Reading text:
****

The formal ban came a month after a federal judge set an October trial date to hear a challenge to the drilling moratorium.

A gas drilling site in Pennsylvania's Marcellus Shale region. two lawsuits want to open the Delaware River basin to fracking, but the DRBC is resisting.
A gas drilling site in Pennsylvania's Marcellus Shale region. two lawsuits want to open the Delaware River basin to fracking, but the DRBC is resisting.Read moreCLEM MURRAY / Staff Photographer, file

The Delaware River Basin Commission on Thursday approved a permanent ban on hydraulic fracturing of natural gas wells along the river, doubling down in the face of new legal challenges.

The DRBC’s vote maintains the status quo — it formally affirms a drilling moratorium imposed in 2010 by the commission, the interstate agency that manages water use in the vast Delaware watershed. But environmentalists hailed the frack ban as historic.

The commission said it had the authority to ban fracking in order to control future pollution, protect the public health, and preserve the waters in the Delaware River Basin. For more than debate, environmental activists have rallied substantial public opposition in the basin to pressure the commission to enact the ban.

The formal ban came a month after a federal judge set an October trial date to hear a challenge from landowners to the drilling moratorium, which is now a permanent ban. Pennsylvania Republican lawmakers, along with Damascus Township in Wayne County, also filed a separate federal legal action last month alleging that the moratorium illegally usurps state legislators’ authority to govern natural resources.

Representatives of the governors of four states that are drained by the river — Pennsylvania, New Jersey, Delaware and New York, all governed by Democrats — voted in favor of the ban. The fifth commission member, a federal government representative from the U.S. Army Corps of Engineers, abstained because he said the corps needed additional time to “coordinate” with the new Biden administration.

The new DRBC rules prohibit high-volume hydraulic fracturing for fossil fuels within the 13,539-square-mile basin. The commission put off a decision on whether to allow the treatment of wastewater from fracking outside the basin. It also postponed a decision on whether to allow water from the Delaware basin to be used in fracking outside the basin.

Fracking involves the injection of water and chemicals under high pressure deep underground to unlock natural gas trapped in tight geologic formations, such as shale. The process has unleashed a fossil fuel boon of cheap energy, but it has attracted a backlash from environmentalists because of associated health and environmental harms.

****

Items from a data source:

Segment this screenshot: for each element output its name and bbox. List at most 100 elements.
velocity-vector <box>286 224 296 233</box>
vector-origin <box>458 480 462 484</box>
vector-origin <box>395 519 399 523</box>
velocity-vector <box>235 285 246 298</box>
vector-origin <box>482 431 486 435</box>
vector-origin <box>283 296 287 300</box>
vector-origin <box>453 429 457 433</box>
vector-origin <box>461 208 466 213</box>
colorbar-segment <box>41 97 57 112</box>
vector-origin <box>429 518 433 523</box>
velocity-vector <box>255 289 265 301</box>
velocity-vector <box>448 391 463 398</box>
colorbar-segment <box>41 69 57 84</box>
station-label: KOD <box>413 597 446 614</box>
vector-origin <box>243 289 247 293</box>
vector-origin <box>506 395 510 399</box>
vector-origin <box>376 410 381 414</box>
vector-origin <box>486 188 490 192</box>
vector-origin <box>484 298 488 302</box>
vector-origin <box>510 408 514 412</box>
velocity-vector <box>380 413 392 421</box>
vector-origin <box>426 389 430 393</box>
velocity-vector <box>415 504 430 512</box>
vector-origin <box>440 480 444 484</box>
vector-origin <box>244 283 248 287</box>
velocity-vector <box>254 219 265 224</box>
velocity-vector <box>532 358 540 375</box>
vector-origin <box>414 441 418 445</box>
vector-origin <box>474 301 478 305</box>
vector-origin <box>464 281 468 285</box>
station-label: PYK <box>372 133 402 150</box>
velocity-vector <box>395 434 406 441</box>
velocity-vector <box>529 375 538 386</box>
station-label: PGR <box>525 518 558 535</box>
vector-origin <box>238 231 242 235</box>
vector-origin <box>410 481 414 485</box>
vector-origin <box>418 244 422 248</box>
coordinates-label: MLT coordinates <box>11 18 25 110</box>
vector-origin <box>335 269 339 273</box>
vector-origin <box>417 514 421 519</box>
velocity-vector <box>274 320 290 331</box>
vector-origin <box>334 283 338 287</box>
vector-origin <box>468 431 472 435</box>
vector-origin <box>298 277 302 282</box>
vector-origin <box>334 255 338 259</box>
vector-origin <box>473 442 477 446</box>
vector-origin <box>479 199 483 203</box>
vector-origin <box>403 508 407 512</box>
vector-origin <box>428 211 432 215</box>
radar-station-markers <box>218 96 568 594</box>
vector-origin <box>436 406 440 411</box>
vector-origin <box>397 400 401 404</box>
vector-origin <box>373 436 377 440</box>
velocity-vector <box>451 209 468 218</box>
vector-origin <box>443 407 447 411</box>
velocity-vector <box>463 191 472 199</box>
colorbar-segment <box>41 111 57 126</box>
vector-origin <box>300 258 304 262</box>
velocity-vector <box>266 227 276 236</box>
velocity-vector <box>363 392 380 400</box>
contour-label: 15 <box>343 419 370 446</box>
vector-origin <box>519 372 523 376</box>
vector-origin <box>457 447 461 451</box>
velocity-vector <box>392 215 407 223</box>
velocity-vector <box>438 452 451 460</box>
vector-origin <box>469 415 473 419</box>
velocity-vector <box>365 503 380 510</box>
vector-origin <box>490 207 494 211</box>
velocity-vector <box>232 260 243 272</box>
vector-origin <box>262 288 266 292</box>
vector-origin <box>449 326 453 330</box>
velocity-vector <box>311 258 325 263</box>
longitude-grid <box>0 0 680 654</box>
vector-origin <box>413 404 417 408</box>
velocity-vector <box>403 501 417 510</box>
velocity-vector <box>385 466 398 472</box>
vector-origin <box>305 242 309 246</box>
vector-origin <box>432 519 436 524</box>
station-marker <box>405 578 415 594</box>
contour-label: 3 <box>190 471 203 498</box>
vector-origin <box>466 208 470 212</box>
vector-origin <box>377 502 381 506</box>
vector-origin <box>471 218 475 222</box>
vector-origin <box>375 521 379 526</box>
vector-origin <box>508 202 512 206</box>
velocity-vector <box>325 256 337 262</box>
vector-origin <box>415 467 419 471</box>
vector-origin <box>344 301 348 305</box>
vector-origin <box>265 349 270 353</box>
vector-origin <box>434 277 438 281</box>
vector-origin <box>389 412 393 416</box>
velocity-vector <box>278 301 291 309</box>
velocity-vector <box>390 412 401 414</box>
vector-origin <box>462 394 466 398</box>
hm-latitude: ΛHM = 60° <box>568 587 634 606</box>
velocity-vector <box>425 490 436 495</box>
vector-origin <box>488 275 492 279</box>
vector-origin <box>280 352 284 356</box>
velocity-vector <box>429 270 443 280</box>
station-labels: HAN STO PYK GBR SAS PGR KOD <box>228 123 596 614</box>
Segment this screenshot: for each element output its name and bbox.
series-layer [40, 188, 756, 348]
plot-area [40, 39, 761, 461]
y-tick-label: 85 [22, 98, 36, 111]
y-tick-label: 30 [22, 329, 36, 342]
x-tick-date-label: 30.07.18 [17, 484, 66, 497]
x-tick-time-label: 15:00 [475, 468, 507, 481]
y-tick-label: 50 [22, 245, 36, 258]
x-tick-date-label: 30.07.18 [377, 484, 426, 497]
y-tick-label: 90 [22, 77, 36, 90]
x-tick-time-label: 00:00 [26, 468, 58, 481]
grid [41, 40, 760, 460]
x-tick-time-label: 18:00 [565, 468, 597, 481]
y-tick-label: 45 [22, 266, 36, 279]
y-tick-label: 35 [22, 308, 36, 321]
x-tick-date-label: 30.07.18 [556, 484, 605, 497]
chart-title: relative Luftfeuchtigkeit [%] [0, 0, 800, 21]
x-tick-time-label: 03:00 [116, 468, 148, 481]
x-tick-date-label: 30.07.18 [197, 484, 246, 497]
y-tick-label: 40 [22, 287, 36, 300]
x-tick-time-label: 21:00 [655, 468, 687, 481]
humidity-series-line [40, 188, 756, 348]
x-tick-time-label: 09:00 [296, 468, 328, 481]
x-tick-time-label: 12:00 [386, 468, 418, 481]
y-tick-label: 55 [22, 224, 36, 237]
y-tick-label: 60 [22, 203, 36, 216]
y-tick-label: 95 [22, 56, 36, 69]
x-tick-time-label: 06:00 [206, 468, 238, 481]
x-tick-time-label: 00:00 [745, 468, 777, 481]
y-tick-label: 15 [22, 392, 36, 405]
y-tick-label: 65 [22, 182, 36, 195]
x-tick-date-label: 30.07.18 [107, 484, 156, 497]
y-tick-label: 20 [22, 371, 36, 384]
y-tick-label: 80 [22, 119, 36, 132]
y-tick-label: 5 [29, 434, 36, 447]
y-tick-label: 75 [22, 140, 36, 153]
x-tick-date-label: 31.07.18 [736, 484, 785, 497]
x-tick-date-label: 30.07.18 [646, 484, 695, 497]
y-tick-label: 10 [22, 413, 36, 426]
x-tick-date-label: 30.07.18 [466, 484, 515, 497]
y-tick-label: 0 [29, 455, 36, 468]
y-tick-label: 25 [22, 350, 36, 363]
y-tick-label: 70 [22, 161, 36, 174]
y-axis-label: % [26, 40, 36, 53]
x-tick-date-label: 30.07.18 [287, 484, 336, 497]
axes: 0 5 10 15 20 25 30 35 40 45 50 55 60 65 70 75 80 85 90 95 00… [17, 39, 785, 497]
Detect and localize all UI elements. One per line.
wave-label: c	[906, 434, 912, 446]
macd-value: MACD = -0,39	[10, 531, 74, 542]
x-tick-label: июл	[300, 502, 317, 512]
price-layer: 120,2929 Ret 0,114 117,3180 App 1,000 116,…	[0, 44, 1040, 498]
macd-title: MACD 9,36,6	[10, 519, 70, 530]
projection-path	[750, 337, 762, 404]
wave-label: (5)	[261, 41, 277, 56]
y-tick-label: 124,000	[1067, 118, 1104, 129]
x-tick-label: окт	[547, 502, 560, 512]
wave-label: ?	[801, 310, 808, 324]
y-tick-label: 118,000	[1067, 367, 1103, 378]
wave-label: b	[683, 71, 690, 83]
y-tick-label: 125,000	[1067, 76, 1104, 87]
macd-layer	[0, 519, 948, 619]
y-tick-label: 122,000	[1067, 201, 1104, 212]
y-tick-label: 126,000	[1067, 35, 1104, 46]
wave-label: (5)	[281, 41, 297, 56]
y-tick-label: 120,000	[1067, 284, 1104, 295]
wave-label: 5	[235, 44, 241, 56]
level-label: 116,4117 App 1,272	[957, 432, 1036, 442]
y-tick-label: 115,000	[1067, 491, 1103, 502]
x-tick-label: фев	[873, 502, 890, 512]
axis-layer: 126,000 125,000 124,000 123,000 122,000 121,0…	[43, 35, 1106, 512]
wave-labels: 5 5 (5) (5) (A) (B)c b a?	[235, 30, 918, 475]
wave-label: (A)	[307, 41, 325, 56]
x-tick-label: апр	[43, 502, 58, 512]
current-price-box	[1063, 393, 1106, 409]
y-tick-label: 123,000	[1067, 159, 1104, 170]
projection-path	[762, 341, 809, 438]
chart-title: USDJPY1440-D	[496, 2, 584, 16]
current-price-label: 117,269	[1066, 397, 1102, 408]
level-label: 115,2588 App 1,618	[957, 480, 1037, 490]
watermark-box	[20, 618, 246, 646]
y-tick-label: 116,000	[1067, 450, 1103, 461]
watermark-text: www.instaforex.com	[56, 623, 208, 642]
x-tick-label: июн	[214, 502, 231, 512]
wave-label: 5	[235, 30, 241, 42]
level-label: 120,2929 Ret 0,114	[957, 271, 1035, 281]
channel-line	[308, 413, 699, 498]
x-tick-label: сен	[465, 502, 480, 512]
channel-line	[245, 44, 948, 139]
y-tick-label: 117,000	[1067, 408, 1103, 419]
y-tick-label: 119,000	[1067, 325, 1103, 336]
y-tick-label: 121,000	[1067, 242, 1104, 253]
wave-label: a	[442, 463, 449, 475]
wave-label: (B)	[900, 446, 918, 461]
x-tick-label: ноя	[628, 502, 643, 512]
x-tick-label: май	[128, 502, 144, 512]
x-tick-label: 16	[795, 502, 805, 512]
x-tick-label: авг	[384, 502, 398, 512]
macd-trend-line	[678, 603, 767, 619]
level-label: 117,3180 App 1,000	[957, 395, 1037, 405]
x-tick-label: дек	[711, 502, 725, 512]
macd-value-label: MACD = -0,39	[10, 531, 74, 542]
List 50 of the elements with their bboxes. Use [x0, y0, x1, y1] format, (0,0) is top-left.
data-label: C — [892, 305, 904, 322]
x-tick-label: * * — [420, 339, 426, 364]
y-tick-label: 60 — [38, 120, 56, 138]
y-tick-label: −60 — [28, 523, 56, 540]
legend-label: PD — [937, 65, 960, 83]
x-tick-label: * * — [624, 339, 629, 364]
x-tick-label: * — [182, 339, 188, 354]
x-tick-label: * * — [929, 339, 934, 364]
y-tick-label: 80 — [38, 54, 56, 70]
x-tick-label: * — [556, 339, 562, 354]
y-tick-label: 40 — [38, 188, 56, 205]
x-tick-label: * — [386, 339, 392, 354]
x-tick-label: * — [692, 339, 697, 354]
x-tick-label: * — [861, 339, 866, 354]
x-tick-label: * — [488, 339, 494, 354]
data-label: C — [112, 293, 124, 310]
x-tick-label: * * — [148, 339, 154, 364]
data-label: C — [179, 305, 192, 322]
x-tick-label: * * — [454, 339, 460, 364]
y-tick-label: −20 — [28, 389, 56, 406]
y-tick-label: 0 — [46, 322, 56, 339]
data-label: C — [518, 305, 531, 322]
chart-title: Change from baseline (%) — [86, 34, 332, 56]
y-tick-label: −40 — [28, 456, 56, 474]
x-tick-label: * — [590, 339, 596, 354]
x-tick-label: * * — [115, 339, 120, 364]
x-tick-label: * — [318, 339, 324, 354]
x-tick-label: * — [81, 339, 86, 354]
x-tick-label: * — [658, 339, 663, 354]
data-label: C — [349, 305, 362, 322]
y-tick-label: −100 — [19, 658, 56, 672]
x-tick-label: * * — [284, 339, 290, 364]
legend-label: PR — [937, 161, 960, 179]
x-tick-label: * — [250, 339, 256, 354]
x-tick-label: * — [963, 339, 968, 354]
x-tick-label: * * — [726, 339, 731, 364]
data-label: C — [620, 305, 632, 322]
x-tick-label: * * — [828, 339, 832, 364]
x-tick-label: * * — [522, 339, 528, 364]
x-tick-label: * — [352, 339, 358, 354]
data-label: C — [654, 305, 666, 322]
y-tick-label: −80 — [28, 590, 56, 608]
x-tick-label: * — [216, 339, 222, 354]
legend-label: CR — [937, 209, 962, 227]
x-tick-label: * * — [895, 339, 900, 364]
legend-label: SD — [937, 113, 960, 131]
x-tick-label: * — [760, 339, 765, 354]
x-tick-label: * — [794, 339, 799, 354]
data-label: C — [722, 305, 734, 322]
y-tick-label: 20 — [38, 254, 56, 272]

****

Stated task 1: In the fracking ban article, how many square miles does the Delaware River Basin cover?
Stated task 2: Continue the fracking ban article from where it stops.

Reply 1: 13,539 square miles.

Reply 2:
The DRBC imposed a fracking moratorium in 2010 but never finalized drilling regulations. In 2017, the commission changed direction and moved to draft regulations to formally ban fracking in the basin. After a series of public hearings in 2018, the commission delayed a decision until Thursday.

The ban effectively impacts activity only in Pennsylvania, because New Jersey and Delaware have no natural gas that can be developed and New York, whose southern tier adjoins some of Pennsylvania’s richest shale fields, has banned fracking statewide. In Pennsylvania, hydraulic fracturing is conducted extensively and legally across a broad swath of the state underlain by Marcellus and Utica shale formations, and has transformed the state into the nation’s second-largest gas producer.

New Jersey Gov. Phil Murphy, in a statement read by a deputy, said Thursday that fracking poses significant risks to the water resources of the Delaware River Basin, and prohibiting the activity “is vital to preserving our region’s recreational and natural resources and ecology.”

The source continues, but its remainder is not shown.